Pick out each line of the records that includes the string "rule", and copy it.

----- MATERIAL PROVIDED

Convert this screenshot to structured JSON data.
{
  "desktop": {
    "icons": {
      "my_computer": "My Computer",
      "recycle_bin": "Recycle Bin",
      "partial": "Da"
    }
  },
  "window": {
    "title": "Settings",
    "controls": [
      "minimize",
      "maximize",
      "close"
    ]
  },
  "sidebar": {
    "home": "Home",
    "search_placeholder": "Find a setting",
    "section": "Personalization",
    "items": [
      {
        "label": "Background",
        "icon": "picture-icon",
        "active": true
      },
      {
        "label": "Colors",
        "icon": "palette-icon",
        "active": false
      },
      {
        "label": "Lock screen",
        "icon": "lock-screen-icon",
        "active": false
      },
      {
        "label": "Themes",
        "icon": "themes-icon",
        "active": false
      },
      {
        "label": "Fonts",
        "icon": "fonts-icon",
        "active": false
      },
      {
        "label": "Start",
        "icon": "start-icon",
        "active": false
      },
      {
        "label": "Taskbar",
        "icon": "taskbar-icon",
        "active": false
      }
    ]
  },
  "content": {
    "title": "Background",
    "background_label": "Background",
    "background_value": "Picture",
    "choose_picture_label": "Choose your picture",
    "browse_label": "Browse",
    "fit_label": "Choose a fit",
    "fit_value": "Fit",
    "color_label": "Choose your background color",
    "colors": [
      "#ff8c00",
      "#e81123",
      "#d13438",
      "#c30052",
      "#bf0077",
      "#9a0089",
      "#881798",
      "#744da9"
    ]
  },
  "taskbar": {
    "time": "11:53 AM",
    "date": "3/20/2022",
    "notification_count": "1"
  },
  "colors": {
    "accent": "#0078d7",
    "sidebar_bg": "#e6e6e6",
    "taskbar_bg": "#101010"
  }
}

----------
----- MATERIAL PROVIDED

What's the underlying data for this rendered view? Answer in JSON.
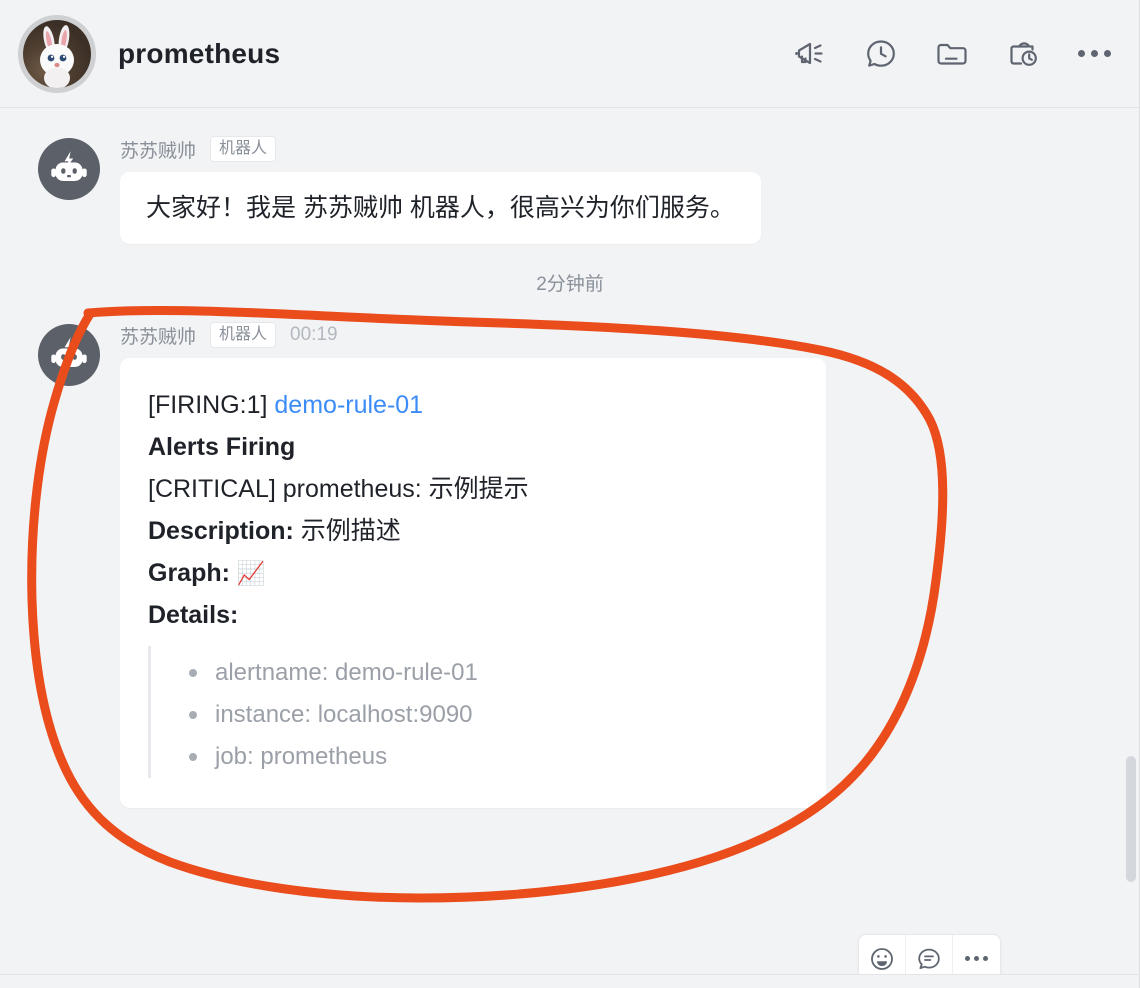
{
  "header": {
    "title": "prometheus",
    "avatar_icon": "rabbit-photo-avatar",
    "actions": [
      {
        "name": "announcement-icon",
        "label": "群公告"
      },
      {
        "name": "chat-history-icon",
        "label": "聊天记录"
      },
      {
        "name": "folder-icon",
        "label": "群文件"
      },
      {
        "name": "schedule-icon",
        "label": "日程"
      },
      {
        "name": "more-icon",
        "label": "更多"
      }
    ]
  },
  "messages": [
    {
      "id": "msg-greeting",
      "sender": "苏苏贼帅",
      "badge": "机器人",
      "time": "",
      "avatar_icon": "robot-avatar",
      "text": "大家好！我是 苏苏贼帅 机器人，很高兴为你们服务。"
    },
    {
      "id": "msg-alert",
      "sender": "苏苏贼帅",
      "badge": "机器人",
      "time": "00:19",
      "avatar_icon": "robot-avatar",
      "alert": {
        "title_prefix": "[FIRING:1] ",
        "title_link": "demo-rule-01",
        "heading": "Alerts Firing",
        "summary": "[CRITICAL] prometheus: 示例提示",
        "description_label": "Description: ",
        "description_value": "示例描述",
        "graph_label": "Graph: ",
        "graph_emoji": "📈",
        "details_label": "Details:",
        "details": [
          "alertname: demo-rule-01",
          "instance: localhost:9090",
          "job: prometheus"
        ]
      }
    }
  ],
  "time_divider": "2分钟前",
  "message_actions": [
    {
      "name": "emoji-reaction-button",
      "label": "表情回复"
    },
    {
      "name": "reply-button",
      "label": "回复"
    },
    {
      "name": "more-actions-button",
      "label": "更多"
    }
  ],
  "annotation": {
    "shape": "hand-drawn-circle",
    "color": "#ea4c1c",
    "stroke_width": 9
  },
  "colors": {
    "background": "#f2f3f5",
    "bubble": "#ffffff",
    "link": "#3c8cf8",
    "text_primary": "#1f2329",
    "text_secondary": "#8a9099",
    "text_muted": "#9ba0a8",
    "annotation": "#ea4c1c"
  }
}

----------

» **ANSWER FOR THIS EXERCISE**
        "title_link": "demo-rule-01",
          "alertname: demo-rule-01",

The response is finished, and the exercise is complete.